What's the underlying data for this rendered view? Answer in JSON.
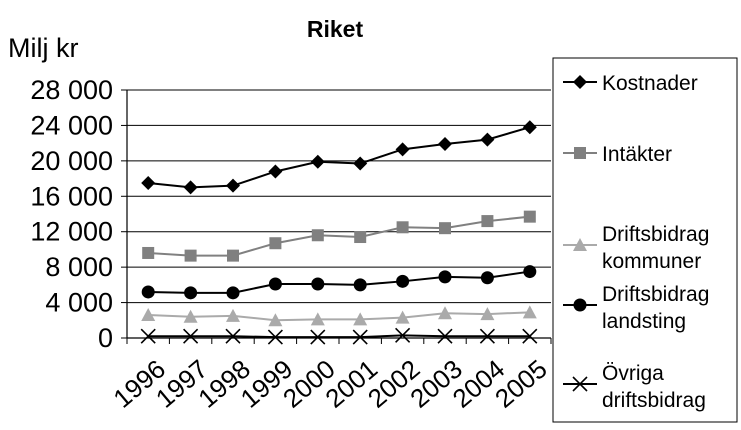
{
  "chart_data": {
    "type": "line",
    "title": "Riket",
    "ylabel": "Milj kr",
    "xlabel": "",
    "ylim": [
      0,
      28000
    ],
    "yticks": [
      0,
      4000,
      8000,
      12000,
      16000,
      20000,
      24000,
      28000
    ],
    "ytick_labels": [
      "0",
      "4 000",
      "8 000",
      "12 000",
      "16 000",
      "20 000",
      "24 000",
      "28 000"
    ],
    "categories": [
      "1996",
      "1997",
      "1998",
      "1999",
      "2000",
      "2001",
      "2002",
      "2003",
      "2004",
      "2005"
    ],
    "grid": true,
    "legend_position": "right",
    "series": [
      {
        "name": "Kostnader",
        "marker": "diamond",
        "color": "#000000",
        "values": [
          17500,
          17000,
          17200,
          18800,
          19900,
          19700,
          21300,
          21900,
          22400,
          23800
        ]
      },
      {
        "name": "Intäkter",
        "marker": "square",
        "color": "#808080",
        "values": [
          9600,
          9300,
          9300,
          10700,
          11600,
          11400,
          12500,
          12400,
          13200,
          13700
        ]
      },
      {
        "name": "Driftsbidrag kommuner",
        "marker": "triangle",
        "color": "#aaaaaa",
        "values": [
          2600,
          2400,
          2500,
          2000,
          2100,
          2100,
          2300,
          2800,
          2700,
          2900
        ]
      },
      {
        "name": "Driftsbidrag landsting",
        "marker": "circle",
        "color": "#000000",
        "values": [
          5200,
          5100,
          5100,
          6100,
          6100,
          6000,
          6400,
          6900,
          6800,
          7500
        ]
      },
      {
        "name": "Övriga driftsbidrag",
        "marker": "x",
        "color": "#000000",
        "values": [
          200,
          200,
          200,
          100,
          100,
          100,
          300,
          200,
          200,
          200
        ]
      }
    ],
    "legend_lines": [
      [
        "Kostnader"
      ],
      [
        "Intäkter"
      ],
      [
        "Driftsbidrag",
        "kommuner"
      ],
      [
        "Driftsbidrag",
        "landsting"
      ],
      [
        "Övriga",
        "driftsbidrag"
      ]
    ]
  }
}
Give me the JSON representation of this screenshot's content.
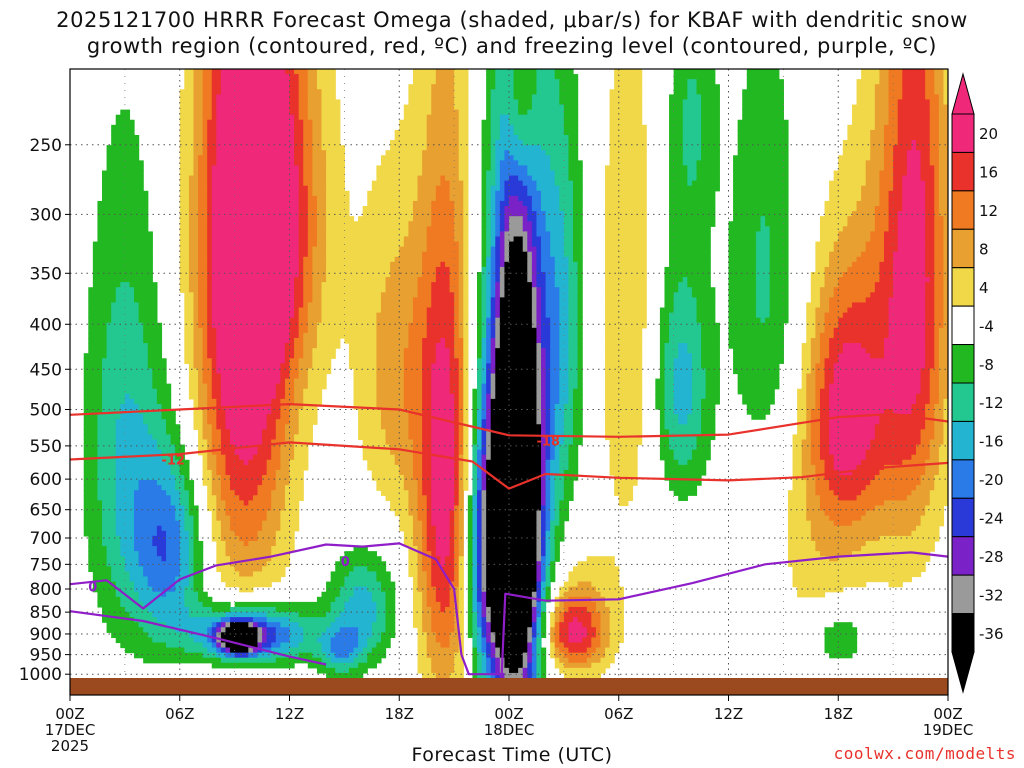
{
  "title_line1": "2025121700 HRRR Forecast Omega (shaded, μbar/s) for KBAF with dendritic snow",
  "title_line2": "growth region (contoured, red, ºC) and freezing level (contoured, purple, ºC)",
  "credit": "coolwx.com/modelts",
  "chart_data": {
    "type": "heatmap",
    "title": "2025121700 HRRR Forecast Omega (shaded, μbar/s) for KBAF with dendritic snow growth region (contoured, red, ºC) and freezing level (contoured, purple, ºC)",
    "xlabel": "Forecast Time (UTC)",
    "ylabel": "",
    "xlim": [
      0,
      48
    ],
    "ylim": [
      1010,
      205
    ],
    "x_ticks": [
      {
        "x": 0,
        "l1": "00Z",
        "l2": "17DEC",
        "l3": "2025"
      },
      {
        "x": 6,
        "l1": "06Z",
        "l2": "",
        "l3": ""
      },
      {
        "x": 12,
        "l1": "12Z",
        "l2": "",
        "l3": ""
      },
      {
        "x": 18,
        "l1": "18Z",
        "l2": "",
        "l3": ""
      },
      {
        "x": 24,
        "l1": "00Z",
        "l2": "18DEC",
        "l3": ""
      },
      {
        "x": 30,
        "l1": "06Z",
        "l2": "",
        "l3": ""
      },
      {
        "x": 36,
        "l1": "12Z",
        "l2": "",
        "l3": ""
      },
      {
        "x": 42,
        "l1": "18Z",
        "l2": "",
        "l3": ""
      },
      {
        "x": 48,
        "l1": "00Z",
        "l2": "19DEC",
        "l3": ""
      }
    ],
    "y_ticks": [
      250,
      300,
      350,
      400,
      450,
      500,
      550,
      600,
      650,
      700,
      750,
      800,
      850,
      900,
      950,
      1000
    ],
    "colorbar": {
      "levels": [
        20,
        16,
        12,
        8,
        4,
        -4,
        -8,
        -12,
        -16,
        -20,
        -24,
        -28,
        -32,
        -36
      ],
      "colors": [
        "#f0287a",
        "#e8322b",
        "#f07a22",
        "#e8a030",
        "#f0d848",
        "#ffffff",
        "#22b822",
        "#22c890",
        "#22b4d0",
        "#2a7ae8",
        "#2a3ad8",
        "#7a22c8",
        "#9a9a9a",
        "#000000"
      ],
      "top_color": "#f0287a",
      "bottom_color": "#000000"
    },
    "blobs": [
      {
        "x": 9.5,
        "p": 400,
        "rx": 2.6,
        "rp": 380,
        "v": 24
      },
      {
        "x": 11,
        "p": 300,
        "rx": 3.0,
        "rp": 160,
        "v": 18
      },
      {
        "x": 3,
        "p": 560,
        "rx": 2.2,
        "rp": 320,
        "v": -12
      },
      {
        "x": 5.5,
        "p": 720,
        "rx": 2.0,
        "rp": 180,
        "v": -18
      },
      {
        "x": 10,
        "p": 900,
        "rx": 3.2,
        "rp": 70,
        "v": -26
      },
      {
        "x": 9.2,
        "p": 910,
        "rx": 1.0,
        "rp": 35,
        "v": -40
      },
      {
        "x": 16,
        "p": 840,
        "rx": 1.8,
        "rp": 120,
        "v": -14
      },
      {
        "x": 17.8,
        "p": 450,
        "rx": 2.2,
        "rp": 200,
        "v": 10
      },
      {
        "x": 20.6,
        "p": 620,
        "rx": 1.6,
        "rp": 400,
        "v": 24
      },
      {
        "x": 22.8,
        "p": 720,
        "rx": 1.4,
        "rp": 260,
        "v": -22
      },
      {
        "x": 24.4,
        "p": 650,
        "rx": 1.8,
        "rp": 440,
        "v": -30
      },
      {
        "x": 24.4,
        "p": 650,
        "rx": 1.1,
        "rp": 350,
        "v": -40
      },
      {
        "x": 26.8,
        "p": 400,
        "rx": 1.4,
        "rp": 220,
        "v": -12
      },
      {
        "x": 24.6,
        "p": 220,
        "rx": 0.9,
        "rp": 70,
        "v": 14
      },
      {
        "x": 27.4,
        "p": 900,
        "rx": 1.8,
        "rp": 90,
        "v": 18
      },
      {
        "x": 30.5,
        "p": 400,
        "rx": 1.8,
        "rp": 280,
        "v": 8
      },
      {
        "x": 33.4,
        "p": 470,
        "rx": 1.6,
        "rp": 150,
        "v": -14
      },
      {
        "x": 34,
        "p": 230,
        "rx": 1.4,
        "rp": 80,
        "v": -8
      },
      {
        "x": 38,
        "p": 360,
        "rx": 2.0,
        "rp": 200,
        "v": -9
      },
      {
        "x": 41,
        "p": 700,
        "rx": 2.6,
        "rp": 300,
        "v": 6
      },
      {
        "x": 42.4,
        "p": 500,
        "rx": 2.0,
        "rp": 170,
        "v": 20
      },
      {
        "x": 45.6,
        "p": 420,
        "rx": 2.2,
        "rp": 300,
        "v": 16
      },
      {
        "x": 46.5,
        "p": 300,
        "rx": 1.6,
        "rp": 250,
        "v": 10
      },
      {
        "x": 42,
        "p": 910,
        "rx": 1.6,
        "rp": 80,
        "v": -10
      },
      {
        "x": 14.8,
        "p": 940,
        "rx": 1.2,
        "rp": 60,
        "v": -12
      },
      {
        "x": 28,
        "p": 840,
        "rx": 2.4,
        "rp": 150,
        "v": 6
      }
    ],
    "contours": [
      {
        "name": "-18ºC isotherm",
        "color": "#e8322b",
        "label": "-18",
        "label_at": [
          25.5,
          542
        ],
        "points": [
          [
            0,
            507
          ],
          [
            6,
            500
          ],
          [
            12,
            493
          ],
          [
            18,
            500
          ],
          [
            24,
            535
          ],
          [
            30,
            537
          ],
          [
            36,
            534
          ],
          [
            42,
            510
          ],
          [
            45,
            506
          ],
          [
            48,
            516
          ]
        ]
      },
      {
        "name": "-12ºC isotherm",
        "color": "#e8322b",
        "label": "-12",
        "label_at": [
          5,
          570
        ],
        "points": [
          [
            0,
            570
          ],
          [
            6,
            562
          ],
          [
            12,
            545
          ],
          [
            18,
            555
          ],
          [
            22,
            573
          ],
          [
            24,
            615
          ],
          [
            26,
            592
          ],
          [
            30,
            598
          ],
          [
            36,
            602
          ],
          [
            40,
            597
          ],
          [
            44,
            583
          ],
          [
            48,
            575
          ]
        ]
      },
      {
        "name": "0ºC freezing level",
        "color": "#8f1ec8",
        "label": "0",
        "label_at": [
          1,
          795
        ],
        "points": [
          [
            0,
            790
          ],
          [
            2,
            782
          ],
          [
            4,
            842
          ],
          [
            6,
            780
          ],
          [
            8,
            752
          ],
          [
            11,
            735
          ],
          [
            14,
            712
          ],
          [
            16,
            716
          ],
          [
            18,
            710
          ],
          [
            20,
            740
          ],
          [
            21,
            800
          ],
          [
            21.4,
            950
          ],
          [
            21.8,
            1000
          ],
          [
            23.6,
            1000
          ],
          [
            23.8,
            810
          ],
          [
            26,
            825
          ],
          [
            30,
            822
          ],
          [
            34,
            788
          ],
          [
            38,
            750
          ],
          [
            42,
            735
          ],
          [
            46,
            727
          ],
          [
            48,
            735
          ]
        ]
      },
      {
        "name": "0ºC freezing level (low)",
        "color": "#8f1ec8",
        "label": "0",
        "label_at": [
          14.8,
          743
        ],
        "points": [
          [
            0,
            848
          ],
          [
            4,
            870
          ],
          [
            8,
            910
          ],
          [
            12,
            955
          ],
          [
            14,
            975
          ]
        ]
      }
    ]
  }
}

--- WHAT THE TASK REQUIRES ---
How many of the lines above include the word "μbar"? Respond with the number alone.

--- COMPLETED EXERCISE ---
2